(Extracted records)
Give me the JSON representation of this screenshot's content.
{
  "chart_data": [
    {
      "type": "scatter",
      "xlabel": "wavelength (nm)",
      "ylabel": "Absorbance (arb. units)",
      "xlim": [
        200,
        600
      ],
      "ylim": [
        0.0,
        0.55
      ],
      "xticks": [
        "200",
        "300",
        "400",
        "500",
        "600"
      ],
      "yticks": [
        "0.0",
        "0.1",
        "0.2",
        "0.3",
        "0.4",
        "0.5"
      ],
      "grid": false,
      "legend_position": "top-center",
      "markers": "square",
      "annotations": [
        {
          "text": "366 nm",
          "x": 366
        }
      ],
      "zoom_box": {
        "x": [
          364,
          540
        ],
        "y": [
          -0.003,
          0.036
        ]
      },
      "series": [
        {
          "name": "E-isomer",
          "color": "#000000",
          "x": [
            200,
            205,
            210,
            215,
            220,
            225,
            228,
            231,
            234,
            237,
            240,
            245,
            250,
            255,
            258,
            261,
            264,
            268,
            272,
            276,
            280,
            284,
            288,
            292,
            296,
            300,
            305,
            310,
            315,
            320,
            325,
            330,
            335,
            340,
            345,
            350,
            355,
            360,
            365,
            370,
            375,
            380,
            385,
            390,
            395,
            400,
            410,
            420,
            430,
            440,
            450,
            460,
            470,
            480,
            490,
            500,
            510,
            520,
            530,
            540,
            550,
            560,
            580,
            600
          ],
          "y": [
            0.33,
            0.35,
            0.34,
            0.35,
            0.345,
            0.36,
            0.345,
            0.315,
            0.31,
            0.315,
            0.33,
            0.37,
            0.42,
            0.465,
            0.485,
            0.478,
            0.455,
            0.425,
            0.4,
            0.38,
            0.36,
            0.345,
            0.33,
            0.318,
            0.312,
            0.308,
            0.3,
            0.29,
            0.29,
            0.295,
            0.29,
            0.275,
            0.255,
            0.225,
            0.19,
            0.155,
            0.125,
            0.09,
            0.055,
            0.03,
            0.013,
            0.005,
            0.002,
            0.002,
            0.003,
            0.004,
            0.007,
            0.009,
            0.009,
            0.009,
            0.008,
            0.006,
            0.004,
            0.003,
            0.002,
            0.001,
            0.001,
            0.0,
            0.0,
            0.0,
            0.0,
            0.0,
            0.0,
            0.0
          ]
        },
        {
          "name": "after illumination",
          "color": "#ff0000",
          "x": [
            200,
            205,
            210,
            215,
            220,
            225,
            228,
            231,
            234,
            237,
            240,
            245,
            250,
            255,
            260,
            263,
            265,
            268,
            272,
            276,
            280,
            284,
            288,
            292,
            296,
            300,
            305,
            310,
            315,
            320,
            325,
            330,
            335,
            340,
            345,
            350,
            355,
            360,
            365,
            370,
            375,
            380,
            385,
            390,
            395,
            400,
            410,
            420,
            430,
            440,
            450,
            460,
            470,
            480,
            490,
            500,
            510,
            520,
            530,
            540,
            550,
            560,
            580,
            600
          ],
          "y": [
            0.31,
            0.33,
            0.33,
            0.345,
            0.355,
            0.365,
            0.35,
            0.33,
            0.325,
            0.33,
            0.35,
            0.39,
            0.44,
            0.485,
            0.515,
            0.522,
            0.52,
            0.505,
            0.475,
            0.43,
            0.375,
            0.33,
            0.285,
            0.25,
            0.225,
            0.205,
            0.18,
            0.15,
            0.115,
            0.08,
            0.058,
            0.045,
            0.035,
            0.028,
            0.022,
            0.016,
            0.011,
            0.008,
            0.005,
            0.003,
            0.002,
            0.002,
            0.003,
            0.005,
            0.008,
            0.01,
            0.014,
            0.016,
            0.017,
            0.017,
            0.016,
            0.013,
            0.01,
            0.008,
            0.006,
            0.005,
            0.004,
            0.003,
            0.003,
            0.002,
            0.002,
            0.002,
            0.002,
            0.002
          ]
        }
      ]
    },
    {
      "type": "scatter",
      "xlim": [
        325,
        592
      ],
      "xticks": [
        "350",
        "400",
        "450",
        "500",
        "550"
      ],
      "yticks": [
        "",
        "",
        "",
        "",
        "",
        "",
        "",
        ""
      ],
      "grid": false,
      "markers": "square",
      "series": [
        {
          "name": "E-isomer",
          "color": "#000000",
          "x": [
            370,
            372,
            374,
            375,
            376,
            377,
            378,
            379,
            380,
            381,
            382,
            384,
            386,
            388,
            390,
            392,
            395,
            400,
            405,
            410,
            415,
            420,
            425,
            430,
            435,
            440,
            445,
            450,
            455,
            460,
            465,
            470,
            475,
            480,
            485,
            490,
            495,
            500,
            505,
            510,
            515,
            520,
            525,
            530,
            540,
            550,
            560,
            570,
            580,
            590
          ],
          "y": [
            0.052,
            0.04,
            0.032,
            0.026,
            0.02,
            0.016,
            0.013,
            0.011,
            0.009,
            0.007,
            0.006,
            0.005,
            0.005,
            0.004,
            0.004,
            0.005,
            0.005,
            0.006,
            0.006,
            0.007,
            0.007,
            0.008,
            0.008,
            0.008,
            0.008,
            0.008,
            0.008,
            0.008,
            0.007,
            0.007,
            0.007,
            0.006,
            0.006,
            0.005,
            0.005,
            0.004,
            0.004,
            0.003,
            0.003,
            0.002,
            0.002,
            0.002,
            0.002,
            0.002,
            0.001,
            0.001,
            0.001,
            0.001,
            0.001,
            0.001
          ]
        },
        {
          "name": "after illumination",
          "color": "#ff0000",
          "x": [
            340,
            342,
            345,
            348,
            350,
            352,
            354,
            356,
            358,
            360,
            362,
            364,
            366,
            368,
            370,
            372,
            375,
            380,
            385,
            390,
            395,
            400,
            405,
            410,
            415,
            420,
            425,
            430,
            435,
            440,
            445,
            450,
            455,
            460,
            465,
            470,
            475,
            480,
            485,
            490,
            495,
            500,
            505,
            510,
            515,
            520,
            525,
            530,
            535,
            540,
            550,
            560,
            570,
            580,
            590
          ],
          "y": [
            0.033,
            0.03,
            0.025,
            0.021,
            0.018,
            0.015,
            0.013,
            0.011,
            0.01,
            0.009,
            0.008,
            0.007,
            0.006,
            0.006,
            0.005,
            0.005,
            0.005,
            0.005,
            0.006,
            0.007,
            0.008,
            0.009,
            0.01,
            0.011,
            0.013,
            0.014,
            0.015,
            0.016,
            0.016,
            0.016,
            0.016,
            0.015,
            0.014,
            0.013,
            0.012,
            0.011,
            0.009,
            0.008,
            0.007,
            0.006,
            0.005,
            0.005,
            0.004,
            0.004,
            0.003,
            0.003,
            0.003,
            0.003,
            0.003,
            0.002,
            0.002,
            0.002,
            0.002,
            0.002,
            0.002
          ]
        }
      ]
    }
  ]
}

(WHAT IS REQUIRED):
Would you reproduce all the entries exactly?

(ANSWER TO THE TASK):
Give me the JSON representation of this screenshot's content.
{
  "chart_data": [
    {
      "type": "scatter",
      "xlabel": "wavelength (nm)",
      "ylabel": "Absorbance (arb. units)",
      "xlim": [
        200,
        600
      ],
      "ylim": [
        0.0,
        0.55
      ],
      "xticks": [
        "200",
        "300",
        "400",
        "500",
        "600"
      ],
      "yticks": [
        "0.0",
        "0.1",
        "0.2",
        "0.3",
        "0.4",
        "0.5"
      ],
      "grid": false,
      "legend_position": "top-center",
      "markers": "square",
      "annotations": [
        {
          "text": "366 nm",
          "x": 366
        }
      ],
      "zoom_box": {
        "x": [
          364,
          540
        ],
        "y": [
          -0.003,
          0.036
        ]
      },
      "series": [
        {
          "name": "E-isomer",
          "color": "#000000",
          "x": [
            200,
            205,
            210,
            215,
            220,
            225,
            228,
            231,
            234,
            237,
            240,
            245,
            250,
            255,
            258,
            261,
            264,
            268,
            272,
            276,
            280,
            284,
            288,
            292,
            296,
            300,
            305,
            310,
            315,
            320,
            325,
            330,
            335,
            340,
            345,
            350,
            355,
            360,
            365,
            370,
            375,
            380,
            385,
            390,
            395,
            400,
            410,
            420,
            430,
            440,
            450,
            460,
            470,
            480,
            490,
            500,
            510,
            520,
            530,
            540,
            550,
            560,
            580,
            600
          ],
          "y": [
            0.33,
            0.35,
            0.34,
            0.35,
            0.345,
            0.36,
            0.345,
            0.315,
            0.31,
            0.315,
            0.33,
            0.37,
            0.42,
            0.465,
            0.485,
            0.478,
            0.455,
            0.425,
            0.4,
            0.38,
            0.36,
            0.345,
            0.33,
            0.318,
            0.312,
            0.308,
            0.3,
            0.29,
            0.29,
            0.295,
            0.29,
            0.275,
            0.255,
            0.225,
            0.19,
            0.155,
            0.125,
            0.09,
            0.055,
            0.03,
            0.013,
            0.005,
            0.002,
            0.002,
            0.003,
            0.004,
            0.007,
            0.009,
            0.009,
            0.009,
            0.008,
            0.006,
            0.004,
            0.003,
            0.002,
            0.001,
            0.001,
            0.0,
            0.0,
            0.0,
            0.0,
            0.0,
            0.0,
            0.0
          ]
        },
        {
          "name": "after illumination",
          "color": "#ff0000",
          "x": [
            200,
            205,
            210,
            215,
            220,
            225,
            228,
            231,
            234,
            237,
            240,
            245,
            250,
            255,
            260,
            263,
            265,
            268,
            272,
            276,
            280,
            284,
            288,
            292,
            296,
            300,
            305,
            310,
            315,
            320,
            325,
            330,
            335,
            340,
            345,
            350,
            355,
            360,
            365,
            370,
            375,
            380,
            385,
            390,
            395,
            400,
            410,
            420,
            430,
            440,
            450,
            460,
            470,
            480,
            490,
            500,
            510,
            520,
            530,
            540,
            550,
            560,
            580,
            600
          ],
          "y": [
            0.31,
            0.33,
            0.33,
            0.345,
            0.355,
            0.365,
            0.35,
            0.33,
            0.325,
            0.33,
            0.35,
            0.39,
            0.44,
            0.485,
            0.515,
            0.522,
            0.52,
            0.505,
            0.475,
            0.43,
            0.375,
            0.33,
            0.285,
            0.25,
            0.225,
            0.205,
            0.18,
            0.15,
            0.115,
            0.08,
            0.058,
            0.045,
            0.035,
            0.028,
            0.022,
            0.016,
            0.011,
            0.008,
            0.005,
            0.003,
            0.002,
            0.002,
            0.003,
            0.005,
            0.008,
            0.01,
            0.014,
            0.016,
            0.017,
            0.017,
            0.016,
            0.013,
            0.01,
            0.008,
            0.006,
            0.005,
            0.004,
            0.003,
            0.003,
            0.002,
            0.002,
            0.002,
            0.002,
            0.002
          ]
        }
      ]
    },
    {
      "type": "scatter",
      "xlim": [
        325,
        592
      ],
      "xticks": [
        "350",
        "400",
        "450",
        "500",
        "550"
      ],
      "yticks": [
        "",
        "",
        "",
        "",
        "",
        "",
        "",
        ""
      ],
      "grid": false,
      "markers": "square",
      "series": [
        {
          "name": "E-isomer",
          "color": "#000000",
          "x": [
            370,
            372,
            374,
            375,
            376,
            377,
            378,
            379,
            380,
            381,
            382,
            384,
            386,
            388,
            390,
            392,
            395,
            400,
            405,
            410,
            415,
            420,
            425,
            430,
            435,
            440,
            445,
            450,
            455,
            460,
            465,
            470,
            475,
            480,
            485,
            490,
            495,
            500,
            505,
            510,
            515,
            520,
            525,
            530,
            540,
            550,
            560,
            570,
            580,
            590
          ],
          "y": [
            0.052,
            0.04,
            0.032,
            0.026,
            0.02,
            0.016,
            0.013,
            0.011,
            0.009,
            0.007,
            0.006,
            0.005,
            0.005,
            0.004,
            0.004,
            0.005,
            0.005,
            0.006,
            0.006,
            0.007,
            0.007,
            0.008,
            0.008,
            0.008,
            0.008,
            0.008,
            0.008,
            0.008,
            0.007,
            0.007,
            0.007,
            0.006,
            0.006,
            0.005,
            0.005,
            0.004,
            0.004,
            0.003,
            0.003,
            0.002,
            0.002,
            0.002,
            0.002,
            0.002,
            0.001,
            0.001,
            0.001,
            0.001,
            0.001,
            0.001
          ]
        },
        {
          "name": "after illumination",
          "color": "#ff0000",
          "x": [
            340,
            342,
            345,
            348,
            350,
            352,
            354,
            356,
            358,
            360,
            362,
            364,
            366,
            368,
            370,
            372,
            375,
            380,
            385,
            390,
            395,
            400,
            405,
            410,
            415,
            420,
            425,
            430,
            435,
            440,
            445,
            450,
            455,
            460,
            465,
            470,
            475,
            480,
            485,
            490,
            495,
            500,
            505,
            510,
            515,
            520,
            525,
            530,
            535,
            540,
            550,
            560,
            570,
            580,
            590
          ],
          "y": [
            0.033,
            0.03,
            0.025,
            0.021,
            0.018,
            0.015,
            0.013,
            0.011,
            0.01,
            0.009,
            0.008,
            0.007,
            0.006,
            0.006,
            0.005,
            0.005,
            0.005,
            0.005,
            0.006,
            0.007,
            0.008,
            0.009,
            0.01,
            0.011,
            0.013,
            0.014,
            0.015,
            0.016,
            0.016,
            0.016,
            0.016,
            0.015,
            0.014,
            0.013,
            0.012,
            0.011,
            0.009,
            0.008,
            0.007,
            0.006,
            0.005,
            0.005,
            0.004,
            0.004,
            0.003,
            0.003,
            0.003,
            0.003,
            0.003,
            0.002,
            0.002,
            0.002,
            0.002,
            0.002,
            0.002
          ]
        }
      ]
    }
  ]
}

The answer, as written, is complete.